BEGIN RAW RECORDS

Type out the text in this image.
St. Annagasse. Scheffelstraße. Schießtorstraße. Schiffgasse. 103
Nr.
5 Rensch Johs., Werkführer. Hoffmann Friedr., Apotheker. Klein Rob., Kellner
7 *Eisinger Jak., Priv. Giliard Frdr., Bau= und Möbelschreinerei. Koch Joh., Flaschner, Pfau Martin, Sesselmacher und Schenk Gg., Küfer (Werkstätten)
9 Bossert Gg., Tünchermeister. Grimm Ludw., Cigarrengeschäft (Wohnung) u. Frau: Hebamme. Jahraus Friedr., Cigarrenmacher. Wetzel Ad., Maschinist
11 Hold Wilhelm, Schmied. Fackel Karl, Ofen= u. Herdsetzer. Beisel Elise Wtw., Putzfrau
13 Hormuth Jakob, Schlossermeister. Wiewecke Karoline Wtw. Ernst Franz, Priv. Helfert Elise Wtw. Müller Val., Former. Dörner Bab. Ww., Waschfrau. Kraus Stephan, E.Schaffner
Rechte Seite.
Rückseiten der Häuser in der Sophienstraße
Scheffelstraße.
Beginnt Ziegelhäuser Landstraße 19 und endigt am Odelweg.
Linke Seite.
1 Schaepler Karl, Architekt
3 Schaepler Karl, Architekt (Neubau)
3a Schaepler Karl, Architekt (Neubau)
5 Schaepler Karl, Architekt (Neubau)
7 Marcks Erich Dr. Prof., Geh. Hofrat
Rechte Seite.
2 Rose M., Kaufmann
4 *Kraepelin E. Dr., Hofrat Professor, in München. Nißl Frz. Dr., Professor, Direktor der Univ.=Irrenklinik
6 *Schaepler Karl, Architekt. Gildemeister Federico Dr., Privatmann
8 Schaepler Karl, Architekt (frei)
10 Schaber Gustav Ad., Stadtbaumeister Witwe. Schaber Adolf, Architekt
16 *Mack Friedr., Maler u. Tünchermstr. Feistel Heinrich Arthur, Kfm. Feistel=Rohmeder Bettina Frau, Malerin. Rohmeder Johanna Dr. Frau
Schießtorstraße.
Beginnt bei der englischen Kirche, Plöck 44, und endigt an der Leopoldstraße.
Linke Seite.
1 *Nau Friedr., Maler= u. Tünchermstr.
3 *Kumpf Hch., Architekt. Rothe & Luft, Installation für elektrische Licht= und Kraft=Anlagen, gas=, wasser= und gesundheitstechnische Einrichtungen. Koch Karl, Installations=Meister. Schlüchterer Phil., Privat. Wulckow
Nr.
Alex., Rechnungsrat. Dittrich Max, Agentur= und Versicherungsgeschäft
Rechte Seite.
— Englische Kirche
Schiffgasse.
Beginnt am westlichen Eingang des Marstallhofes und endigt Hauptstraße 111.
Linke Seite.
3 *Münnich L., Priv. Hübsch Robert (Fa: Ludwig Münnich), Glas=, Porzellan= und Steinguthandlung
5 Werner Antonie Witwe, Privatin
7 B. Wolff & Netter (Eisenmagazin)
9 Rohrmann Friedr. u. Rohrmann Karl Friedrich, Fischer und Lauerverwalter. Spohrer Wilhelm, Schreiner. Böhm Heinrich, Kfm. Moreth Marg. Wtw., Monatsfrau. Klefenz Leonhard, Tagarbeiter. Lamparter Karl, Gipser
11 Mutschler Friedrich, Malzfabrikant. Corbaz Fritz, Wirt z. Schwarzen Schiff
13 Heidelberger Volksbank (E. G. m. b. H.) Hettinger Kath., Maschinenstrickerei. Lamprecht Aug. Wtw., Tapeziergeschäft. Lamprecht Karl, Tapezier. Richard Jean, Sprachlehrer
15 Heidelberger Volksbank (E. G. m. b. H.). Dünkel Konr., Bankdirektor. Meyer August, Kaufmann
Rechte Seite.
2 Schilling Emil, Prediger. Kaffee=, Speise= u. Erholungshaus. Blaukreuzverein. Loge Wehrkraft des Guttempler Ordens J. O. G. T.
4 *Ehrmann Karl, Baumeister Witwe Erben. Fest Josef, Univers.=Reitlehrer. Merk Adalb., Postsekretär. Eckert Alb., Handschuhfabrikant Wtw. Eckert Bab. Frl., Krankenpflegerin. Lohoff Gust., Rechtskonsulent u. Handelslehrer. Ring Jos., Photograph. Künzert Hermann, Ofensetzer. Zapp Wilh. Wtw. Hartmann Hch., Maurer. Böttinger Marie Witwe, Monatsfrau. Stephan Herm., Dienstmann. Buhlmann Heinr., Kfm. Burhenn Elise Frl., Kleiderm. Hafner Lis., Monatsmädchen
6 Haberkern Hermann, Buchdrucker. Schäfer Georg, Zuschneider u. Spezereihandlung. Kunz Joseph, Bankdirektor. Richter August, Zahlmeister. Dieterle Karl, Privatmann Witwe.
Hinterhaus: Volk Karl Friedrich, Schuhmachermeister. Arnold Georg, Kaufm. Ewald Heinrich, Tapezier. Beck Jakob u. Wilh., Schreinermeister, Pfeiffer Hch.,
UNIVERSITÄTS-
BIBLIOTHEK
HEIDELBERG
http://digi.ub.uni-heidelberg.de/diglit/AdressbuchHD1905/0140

END RAW RECORDS

Retype the data exactly as given.

• COMPLETE OUTPUT:
Type out the text in this image.
St. Annagasse. Scheffelstraße. Schießtorstraße. Schiffgasse. 103
Nr.
5 Rensch Johs., Werkführer. Hoffmann Friedr., Apotheker. Klein Rob., Kellner
7 *Eisinger Jak., Priv. Giliard Frdr., Bau= und Möbelschreinerei. Koch Joh., Flaschner, Pfau Martin, Sesselmacher und Schenk Gg., Küfer (Werkstätten)
9 Bossert Gg., Tünchermeister. Grimm Ludw., Cigarrengeschäft (Wohnung) u. Frau: Hebamme. Jahraus Friedr., Cigarrenmacher. Wetzel Ad., Maschinist
11 Hold Wilhelm, Schmied. Fackel Karl, Ofen= u. Herdsetzer. Beisel Elise Wtw., Putzfrau
13 Hormuth Jakob, Schlossermeister. Wiewecke Karoline Wtw. Ernst Franz, Priv. Helfert Elise Wtw. Müller Val., Former. Dörner Bab. Ww., Waschfrau. Kraus Stephan, E.Schaffner
Rechte Seite.
Rückseiten der Häuser in der Sophienstraße
Scheffelstraße.
Beginnt Ziegelhäuser Landstraße 19 und endigt am Odelweg.
Linke Seite.
1 Schaepler Karl, Architekt
3 Schaepler Karl, Architekt (Neubau)
3a Schaepler Karl, Architekt (Neubau)
5 Schaepler Karl, Architekt (Neubau)
7 Marcks Erich Dr. Prof., Geh. Hofrat
Rechte Seite.
2 Rose M., Kaufmann
4 *Kraepelin E. Dr., Hofrat Professor, in München. Nißl Frz. Dr., Professor, Direktor der Univ.=Irrenklinik
6 *Schaepler Karl, Architekt. Gildemeister Federico Dr., Privatmann
8 Schaepler Karl, Architekt (frei)
10 Schaber Gustav Ad., Stadtbaumeister Witwe. Schaber Adolf, Architekt
16 *Mack Friedr., Maler u. Tünchermstr. Feistel Heinrich Arthur, Kfm. Feistel=Rohmeder Bettina Frau, Malerin. Rohmeder Johanna Dr. Frau
Schießtorstraße.
Beginnt bei der englischen Kirche, Plöck 44, und endigt an der Leopoldstraße.
Linke Seite.
1 *Nau Friedr., Maler= u. Tünchermstr.
3 *Kumpf Hch., Architekt. Rothe & Luft, Installation für elektrische Licht= und Kraft=Anlagen, gas=, wasser= und gesundheitstechnische Einrichtungen. Koch Karl, Installations=Meister. Schlüchterer Phil., Privat. Wulckow
Nr.
Alex., Rechnungsrat. Dittrich Max, Agentur= und Versicherungsgeschäft
Rechte Seite.
— Englische Kirche
Schiffgasse.
Beginnt am westlichen Eingang des Marstallhofes und endigt Hauptstraße 111.
Linke Seite.
3 *Münnich L., Priv. Hübsch Robert (Fa: Ludwig Münnich), Glas=, Porzellan= und Steinguthandlung
5 Werner Antonie Witwe, Privatin
7 B. Wolff & Netter (Eisenmagazin)
9 Rohrmann Friedr. u. Rohrmann Karl Friedrich, Fischer und Lauerverwalter. Spohrer Wilhelm, Schreiner. Böhm Heinrich, Kfm. Moreth Marg. Wtw., Monatsfrau. Klefenz Leonhard, Tagarbeiter. Lamparter Karl, Gipser
11 Mutschler Friedrich, Malzfabrikant. Corbaz Fritz, Wirt z. Schwarzen Schiff
13 Heidelberger Volksbank (E. G. m. b. H.) Hettinger Kath., Maschinenstrickerei. Lamprecht Aug. Wtw., Tapeziergeschäft. Lamprecht Karl, Tapezier. Richard Jean, Sprachlehrer
15 Heidelberger Volksbank (E. G. m. b. H.). Dünkel Konr., Bankdirektor. Meyer August, Kaufmann
Rechte Seite.
2 Schilling Emil, Prediger. Kaffee=, Speise= u. Erholungshaus. Blaukreuzverein. Loge Wehrkraft des Guttempler Ordens J. O. G. T.
4 *Ehrmann Karl, Baumeister Witwe Erben. Fest Josef, Univers.=Reitlehrer. Merk Adalb., Postsekretär. Eckert Alb., Handschuhfabrikant Wtw. Eckert Bab. Frl., Krankenpflegerin. Lohoff Gust., Rechtskonsulent u. Handelslehrer. Ring Jos., Photograph. Künzert Hermann, Ofensetzer. Zapp Wilh. Wtw. Hartmann Hch., Maurer. Böttinger Marie Witwe, Monatsfrau. Stephan Herm., Dienstmann. Buhlmann Heinr., Kfm. Burhenn Elise Frl., Kleiderm. Hafner Lis., Monatsmädchen
6 Haberkern Hermann, Buchdrucker. Schäfer Georg, Zuschneider u. Spezereihandlung. Kunz Joseph, Bankdirektor. Richter August, Zahlmeister. Dieterle Karl, Privatmann Witwe.
Hinterhaus: Volk Karl Friedrich, Schuhmachermeister. Arnold Georg, Kaufm. Ewald Heinrich, Tapezier. Beck Jakob u. Wilh., Schreinermeister, Pfeiffer Hch.,
UNIVERSITÄTS-
BIBLIOTHEK
HEIDELBERG
http://digi.ub.uni-heidelberg.de/diglit/AdressbuchHD1905/0140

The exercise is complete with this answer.